## [TASK REQUIREMENTS]
Reproduce the records below in full and without edits, omitting images.

## [DATA LINES]
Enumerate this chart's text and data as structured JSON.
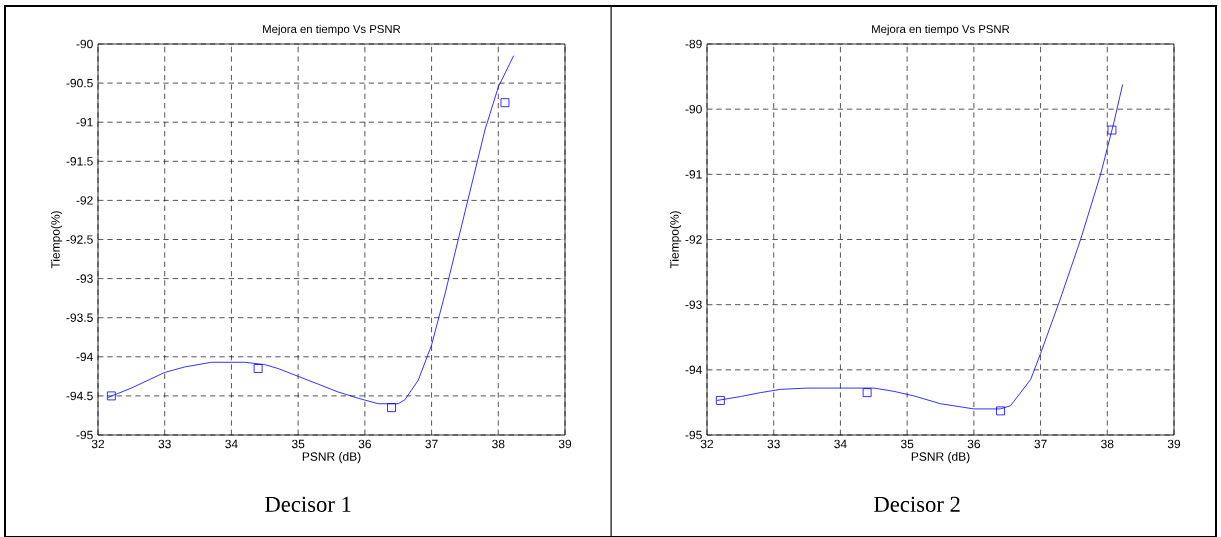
{
  "chart_data": [
    {
      "type": "line",
      "title": "Mejora en tiempo Vs PSNR",
      "xlabel": "PSNR (dB)",
      "ylabel": "Tiempo(%)",
      "annotations": [
        "Decisor 1"
      ],
      "xlim": [
        32,
        39
      ],
      "ylim": [
        -95,
        -90
      ],
      "xticks": [
        32,
        33,
        34,
        35,
        36,
        37,
        38,
        39
      ],
      "yticks": [
        -95,
        -94.5,
        -94,
        -93.5,
        -93,
        -92.5,
        -92,
        -91.5,
        -91,
        -90.5,
        -90
      ],
      "grid": true,
      "series": [
        {
          "type": "line",
          "color": "#0000ff",
          "marker": "none",
          "line_style": "solid",
          "x": [
            32.15,
            32.5,
            33,
            33.3,
            33.7,
            34.2,
            34.5,
            34.7,
            35,
            35.3,
            35.6,
            35.9,
            36.2,
            36.5,
            36.6,
            36.8,
            37,
            37.2,
            37.4,
            37.6,
            37.8,
            38,
            38.23
          ],
          "values": [
            -94.52,
            -94.4,
            -94.2,
            -94.13,
            -94.07,
            -94.07,
            -94.1,
            -94.15,
            -94.25,
            -94.35,
            -94.45,
            -94.53,
            -94.6,
            -94.6,
            -94.55,
            -94.3,
            -93.85,
            -93.2,
            -92.5,
            -91.8,
            -91.1,
            -90.55,
            -90.15
          ]
        },
        {
          "type": "scatter",
          "color": "#0000ff",
          "marker": "square",
          "x": [
            32.2,
            34.4,
            36.4,
            38.1
          ],
          "values": [
            -94.5,
            -94.15,
            -94.65,
            -90.75
          ]
        }
      ]
    },
    {
      "type": "line",
      "title": "Mejora en tiempo Vs PSNR",
      "xlabel": "PSNR (dB)",
      "ylabel": "Tiempo(%)",
      "annotations": [
        "Decisor 2"
      ],
      "xlim": [
        32,
        39
      ],
      "ylim": [
        -95,
        -89
      ],
      "xticks": [
        32,
        33,
        34,
        35,
        36,
        37,
        38,
        39
      ],
      "yticks": [
        -95,
        -94,
        -93,
        -92,
        -91,
        -90,
        -89
      ],
      "grid": true,
      "series": [
        {
          "type": "line",
          "color": "#0000ff",
          "marker": "none",
          "line_style": "solid",
          "x": [
            32.15,
            32.5,
            32.8,
            33.1,
            33.5,
            34.5,
            34.8,
            35.1,
            35.5,
            36,
            36.4,
            36.55,
            36.85,
            37,
            37.3,
            37.6,
            37.9,
            38.1,
            38.23
          ],
          "values": [
            -94.47,
            -94.41,
            -94.35,
            -94.3,
            -94.28,
            -94.28,
            -94.33,
            -94.4,
            -94.52,
            -94.6,
            -94.6,
            -94.55,
            -94.15,
            -93.75,
            -92.9,
            -92,
            -91,
            -90.2,
            -89.62
          ]
        },
        {
          "type": "scatter",
          "color": "#0000ff",
          "marker": "square",
          "x": [
            32.2,
            34.4,
            36.4,
            38.07
          ],
          "values": [
            -94.47,
            -94.35,
            -94.63,
            -90.32
          ]
        }
      ]
    }
  ]
}
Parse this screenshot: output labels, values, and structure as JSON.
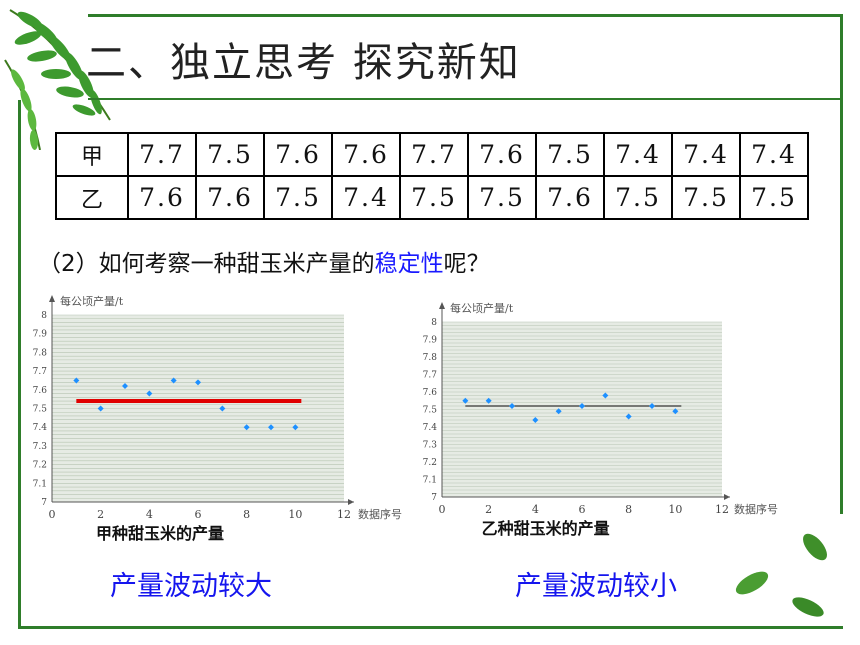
{
  "slide": {
    "title": "二、独立思考 探究新知",
    "question_prefix": "（2）如何考察一种甜玉米产量的",
    "question_emphasis": "稳定性",
    "question_suffix": "呢？",
    "caption_left": "产量波动较大",
    "caption_right": "产量波动较小"
  },
  "table": {
    "rows": [
      {
        "label": "甲",
        "values": [
          "7.7",
          "7.5",
          "7.6",
          "7.6",
          "7.7",
          "7.6",
          "7.5",
          "7.4",
          "7.4",
          "7.4"
        ]
      },
      {
        "label": "乙",
        "values": [
          "7.6",
          "7.6",
          "7.5",
          "7.4",
          "7.5",
          "7.5",
          "7.6",
          "7.5",
          "7.5",
          "7.5"
        ]
      }
    ]
  },
  "colors": {
    "frame": "#2f7d2a",
    "point": "#1e90ff",
    "mean_left": "#e00000",
    "mean_right": "#333333",
    "plot_bg": "#e6ebe4",
    "caption": "#1515ee"
  },
  "chart_data": [
    {
      "type": "scatter",
      "title": "甲种甜玉米的产量",
      "xlabel": "数据序号",
      "ylabel": "每公顷产量/t",
      "xlim": [
        0,
        12
      ],
      "ylim": [
        7,
        8
      ],
      "xticks": [
        "0",
        "2",
        "4",
        "6",
        "8",
        "10",
        "12"
      ],
      "yticks": [
        "7",
        "7.1",
        "7.2",
        "7.3",
        "7.4",
        "7.5",
        "7.6",
        "7.7",
        "7.8",
        "7.9",
        "8"
      ],
      "grid": true,
      "x": [
        1,
        2,
        3,
        4,
        5,
        6,
        7,
        8,
        9,
        10
      ],
      "y": [
        7.65,
        7.5,
        7.62,
        7.58,
        7.65,
        7.64,
        7.5,
        7.4,
        7.4,
        7.4
      ],
      "mean_line": {
        "y": 7.54,
        "x_range": [
          1,
          10
        ]
      }
    },
    {
      "type": "scatter",
      "title": "乙种甜玉米的产量",
      "xlabel": "数据序号",
      "ylabel": "每公顷产量/t",
      "xlim": [
        0,
        12
      ],
      "ylim": [
        7,
        8
      ],
      "xticks": [
        "0",
        "2",
        "4",
        "6",
        "8",
        "10",
        "12"
      ],
      "yticks": [
        "7",
        "7.1",
        "7.2",
        "7.3",
        "7.4",
        "7.5",
        "7.6",
        "7.7",
        "7.8",
        "7.9",
        "8"
      ],
      "grid": true,
      "x": [
        1,
        2,
        3,
        4,
        5,
        6,
        7,
        8,
        9,
        10
      ],
      "y": [
        7.55,
        7.55,
        7.52,
        7.44,
        7.49,
        7.52,
        7.58,
        7.46,
        7.52,
        7.49
      ],
      "mean_line": {
        "y": 7.52,
        "x_range": [
          1,
          10
        ]
      }
    }
  ]
}
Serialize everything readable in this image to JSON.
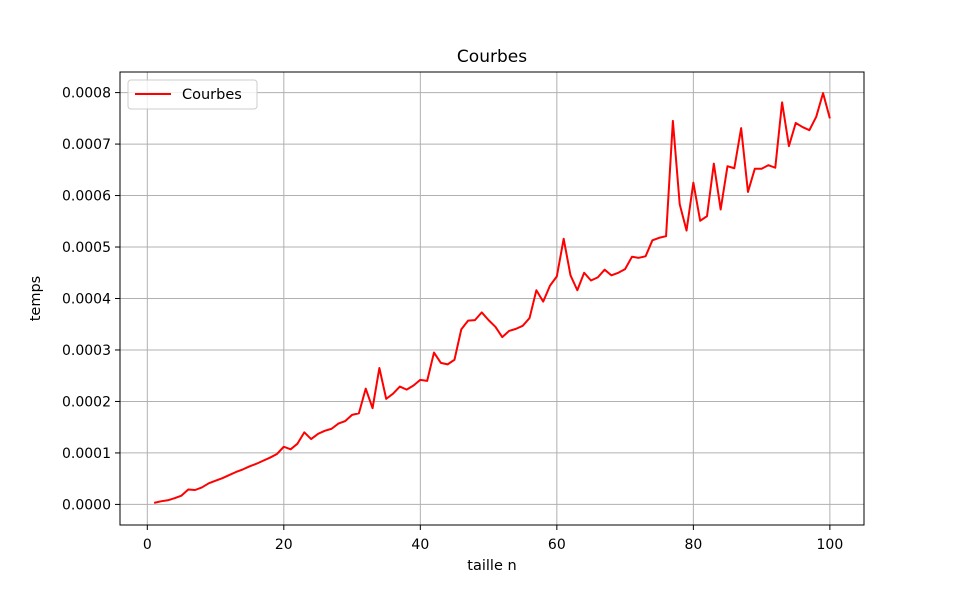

## [ANSWER FOR THIS EXERCISE]
Enumerate this chart's text and data as structured JSON.
{
  "chart_data": [
    {
      "type": "line",
      "title": "Mejora en tiempo Vs PSNR",
      "xlabel": "PSNR (dB)",
      "ylabel": "Tiempo(%)",
      "annotations": [
        "Decisor 1"
      ],
      "xlim": [
        32,
        39
      ],
      "ylim": [
        -95,
        -90
      ],
      "xticks": [
        32,
        33,
        34,
        35,
        36,
        37,
        38,
        39
      ],
      "yticks": [
        -95,
        -94.5,
        -94,
        -93.5,
        -93,
        -92.5,
        -92,
        -91.5,
        -91,
        -90.5,
        -90
      ],
      "grid": true,
      "series": [
        {
          "type": "line",
          "color": "#0000ff",
          "marker": "none",
          "line_style": "solid",
          "x": [
            32.15,
            32.5,
            33,
            33.3,
            33.7,
            34.2,
            34.5,
            34.7,
            35,
            35.3,
            35.6,
            35.9,
            36.2,
            36.5,
            36.6,
            36.8,
            37,
            37.2,
            37.4,
            37.6,
            37.8,
            38,
            38.23
          ],
          "values": [
            -94.52,
            -94.4,
            -94.2,
            -94.13,
            -94.07,
            -94.07,
            -94.1,
            -94.15,
            -94.25,
            -94.35,
            -94.45,
            -94.53,
            -94.6,
            -94.6,
            -94.55,
            -94.3,
            -93.85,
            -93.2,
            -92.5,
            -91.8,
            -91.1,
            -90.55,
            -90.15
          ]
        },
        {
          "type": "scatter",
          "color": "#0000ff",
          "marker": "square",
          "x": [
            32.2,
            34.4,
            36.4,
            38.1
          ],
          "values": [
            -94.5,
            -94.15,
            -94.65,
            -90.75
          ]
        }
      ]
    },
    {
      "type": "line",
      "title": "Mejora en tiempo Vs PSNR",
      "xlabel": "PSNR (dB)",
      "ylabel": "Tiempo(%)",
      "annotations": [
        "Decisor 2"
      ],
      "xlim": [
        32,
        39
      ],
      "ylim": [
        -95,
        -89
      ],
      "xticks": [
        32,
        33,
        34,
        35,
        36,
        37,
        38,
        39
      ],
      "yticks": [
        -95,
        -94,
        -93,
        -92,
        -91,
        -90,
        -89
      ],
      "grid": true,
      "series": [
        {
          "type": "line",
          "color": "#0000ff",
          "marker": "none",
          "line_style": "solid",
          "x": [
            32.15,
            32.5,
            32.8,
            33.1,
            33.5,
            34.5,
            34.8,
            35.1,
            35.5,
            36,
            36.4,
            36.55,
            36.85,
            37,
            37.3,
            37.6,
            37.9,
            38.1,
            38.23
          ],
          "values": [
            -94.47,
            -94.41,
            -94.35,
            -94.3,
            -94.28,
            -94.28,
            -94.33,
            -94.4,
            -94.52,
            -94.6,
            -94.6,
            -94.55,
            -94.15,
            -93.75,
            -92.9,
            -92,
            -91,
            -90.2,
            -89.62
          ]
        },
        {
          "type": "scatter",
          "color": "#0000ff",
          "marker": "square",
          "x": [
            32.2,
            34.4,
            36.4,
            38.07
          ],
          "values": [
            -94.47,
            -94.35,
            -94.63,
            -90.32
          ]
        }
      ]
    }
  ]
}
Parse this screenshot: output labels, values, and structure as JSON.
{
  "slide": {
    "title": "二、独立思考 探究新知",
    "question_prefix": "（2）如何考察一种甜玉米产量的",
    "question_emphasis": "稳定性",
    "question_suffix": "呢？",
    "caption_left": "产量波动较大",
    "caption_right": "产量波动较小"
  },
  "table": {
    "rows": [
      {
        "label": "甲",
        "values": [
          "7.7",
          "7.5",
          "7.6",
          "7.6",
          "7.7",
          "7.6",
          "7.5",
          "7.4",
          "7.4",
          "7.4"
        ]
      },
      {
        "label": "乙",
        "values": [
          "7.6",
          "7.6",
          "7.5",
          "7.4",
          "7.5",
          "7.5",
          "7.6",
          "7.5",
          "7.5",
          "7.5"
        ]
      }
    ]
  },
  "colors": {
    "frame": "#2f7d2a",
    "point": "#1e90ff",
    "mean_left": "#e00000",
    "mean_right": "#333333",
    "plot_bg": "#e6ebe4",
    "caption": "#1515ee"
  },
  "chart_data": [
    {
      "type": "scatter",
      "title": "甲种甜玉米的产量",
      "xlabel": "数据序号",
      "ylabel": "每公顷产量/t",
      "xlim": [
        0,
        12
      ],
      "ylim": [
        7,
        8
      ],
      "xticks": [
        "0",
        "2",
        "4",
        "6",
        "8",
        "10",
        "12"
      ],
      "yticks": [
        "7",
        "7.1",
        "7.2",
        "7.3",
        "7.4",
        "7.5",
        "7.6",
        "7.7",
        "7.8",
        "7.9",
        "8"
      ],
      "grid": true,
      "x": [
        1,
        2,
        3,
        4,
        5,
        6,
        7,
        8,
        9,
        10
      ],
      "y": [
        7.65,
        7.5,
        7.62,
        7.58,
        7.65,
        7.64,
        7.5,
        7.4,
        7.4,
        7.4
      ],
      "mean_line": {
        "y": 7.54,
        "x_range": [
          1,
          10
        ]
      }
    },
    {
      "type": "scatter",
      "title": "乙种甜玉米的产量",
      "xlabel": "数据序号",
      "ylabel": "每公顷产量/t",
      "xlim": [
        0,
        12
      ],
      "ylim": [
        7,
        8
      ],
      "xticks": [
        "0",
        "2",
        "4",
        "6",
        "8",
        "10",
        "12"
      ],
      "yticks": [
        "7",
        "7.1",
        "7.2",
        "7.3",
        "7.4",
        "7.5",
        "7.6",
        "7.7",
        "7.8",
        "7.9",
        "8"
      ],
      "grid": true,
      "x": [
        1,
        2,
        3,
        4,
        5,
        6,
        7,
        8,
        9,
        10
      ],
      "y": [
        7.55,
        7.55,
        7.52,
        7.44,
        7.49,
        7.52,
        7.58,
        7.46,
        7.52,
        7.49
      ],
      "mean_line": {
        "y": 7.52,
        "x_range": [
          1,
          10
        ]
      }
    }
  ]
}
Serialize everything readable in this image to JSON.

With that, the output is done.